[Begin Dataset excerpts]

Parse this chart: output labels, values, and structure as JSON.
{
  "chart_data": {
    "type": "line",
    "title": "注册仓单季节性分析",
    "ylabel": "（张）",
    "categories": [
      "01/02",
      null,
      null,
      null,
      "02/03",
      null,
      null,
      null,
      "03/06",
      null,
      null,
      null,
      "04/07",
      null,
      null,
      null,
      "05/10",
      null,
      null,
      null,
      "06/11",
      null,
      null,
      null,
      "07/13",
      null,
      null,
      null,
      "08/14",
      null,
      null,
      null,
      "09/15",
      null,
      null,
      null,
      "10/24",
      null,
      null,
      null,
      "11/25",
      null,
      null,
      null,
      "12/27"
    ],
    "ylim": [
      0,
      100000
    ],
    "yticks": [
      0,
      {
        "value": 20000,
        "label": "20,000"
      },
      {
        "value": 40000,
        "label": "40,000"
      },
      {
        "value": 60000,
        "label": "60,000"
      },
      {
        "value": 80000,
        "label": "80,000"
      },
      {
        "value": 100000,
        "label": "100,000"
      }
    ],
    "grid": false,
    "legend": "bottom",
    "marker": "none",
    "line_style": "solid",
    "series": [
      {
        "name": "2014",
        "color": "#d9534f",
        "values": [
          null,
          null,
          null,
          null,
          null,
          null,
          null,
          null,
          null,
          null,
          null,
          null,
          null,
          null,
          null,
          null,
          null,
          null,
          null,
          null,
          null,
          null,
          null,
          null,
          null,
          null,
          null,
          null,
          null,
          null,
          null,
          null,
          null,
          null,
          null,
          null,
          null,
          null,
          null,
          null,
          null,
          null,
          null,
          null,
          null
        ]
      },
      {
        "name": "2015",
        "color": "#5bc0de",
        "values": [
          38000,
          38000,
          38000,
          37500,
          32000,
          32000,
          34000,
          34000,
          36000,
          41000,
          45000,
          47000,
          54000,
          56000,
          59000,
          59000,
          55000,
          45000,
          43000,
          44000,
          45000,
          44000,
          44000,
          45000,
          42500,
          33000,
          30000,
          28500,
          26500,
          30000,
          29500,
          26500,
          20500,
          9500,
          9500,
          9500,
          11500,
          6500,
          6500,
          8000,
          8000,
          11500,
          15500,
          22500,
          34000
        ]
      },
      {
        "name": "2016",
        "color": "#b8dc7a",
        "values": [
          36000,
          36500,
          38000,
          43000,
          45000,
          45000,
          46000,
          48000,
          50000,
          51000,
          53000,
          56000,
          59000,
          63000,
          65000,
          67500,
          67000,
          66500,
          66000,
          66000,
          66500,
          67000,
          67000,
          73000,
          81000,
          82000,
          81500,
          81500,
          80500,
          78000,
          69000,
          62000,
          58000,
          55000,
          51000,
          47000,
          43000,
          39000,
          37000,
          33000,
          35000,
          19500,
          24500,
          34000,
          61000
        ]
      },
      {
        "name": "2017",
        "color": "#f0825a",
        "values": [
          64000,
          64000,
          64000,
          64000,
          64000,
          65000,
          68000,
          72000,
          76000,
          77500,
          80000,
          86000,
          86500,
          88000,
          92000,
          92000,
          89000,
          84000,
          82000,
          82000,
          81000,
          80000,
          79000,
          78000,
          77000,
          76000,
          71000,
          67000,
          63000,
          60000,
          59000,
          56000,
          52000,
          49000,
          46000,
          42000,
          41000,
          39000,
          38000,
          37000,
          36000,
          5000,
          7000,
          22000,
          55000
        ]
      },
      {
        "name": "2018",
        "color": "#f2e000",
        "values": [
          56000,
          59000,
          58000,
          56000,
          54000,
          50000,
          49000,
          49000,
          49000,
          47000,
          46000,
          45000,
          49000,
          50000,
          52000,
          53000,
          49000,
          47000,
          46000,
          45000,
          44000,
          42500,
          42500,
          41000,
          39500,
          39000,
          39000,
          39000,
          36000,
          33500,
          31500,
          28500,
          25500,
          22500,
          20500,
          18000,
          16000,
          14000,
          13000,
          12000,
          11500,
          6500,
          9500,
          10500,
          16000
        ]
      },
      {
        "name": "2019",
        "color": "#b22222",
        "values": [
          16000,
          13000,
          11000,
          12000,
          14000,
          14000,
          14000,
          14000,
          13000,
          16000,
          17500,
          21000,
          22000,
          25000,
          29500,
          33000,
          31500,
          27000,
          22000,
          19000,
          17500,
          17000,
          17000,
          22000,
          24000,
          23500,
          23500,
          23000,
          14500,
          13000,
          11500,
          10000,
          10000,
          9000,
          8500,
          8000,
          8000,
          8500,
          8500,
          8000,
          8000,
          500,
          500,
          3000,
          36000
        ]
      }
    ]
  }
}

[End Dataset excerpts]
[Begin Dataset excerpts]

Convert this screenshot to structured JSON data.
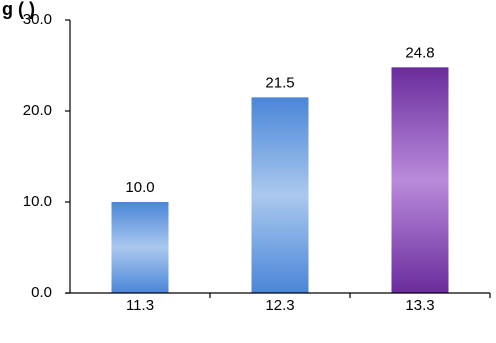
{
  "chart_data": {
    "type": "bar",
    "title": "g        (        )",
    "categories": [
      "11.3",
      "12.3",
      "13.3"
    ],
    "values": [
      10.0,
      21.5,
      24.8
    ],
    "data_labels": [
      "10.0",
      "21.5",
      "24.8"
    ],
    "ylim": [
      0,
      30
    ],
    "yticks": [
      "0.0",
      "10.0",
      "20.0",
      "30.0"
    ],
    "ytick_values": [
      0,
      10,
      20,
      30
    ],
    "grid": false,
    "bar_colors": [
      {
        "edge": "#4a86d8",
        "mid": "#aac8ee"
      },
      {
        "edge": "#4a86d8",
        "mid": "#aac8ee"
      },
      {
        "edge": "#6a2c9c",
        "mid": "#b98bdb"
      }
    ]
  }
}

[End Dataset excerpts]

◆ **What to produce**:
Determine how many lines of the entries above carry the string "JSON", and give that number alone.

◆ **Task solution**:
2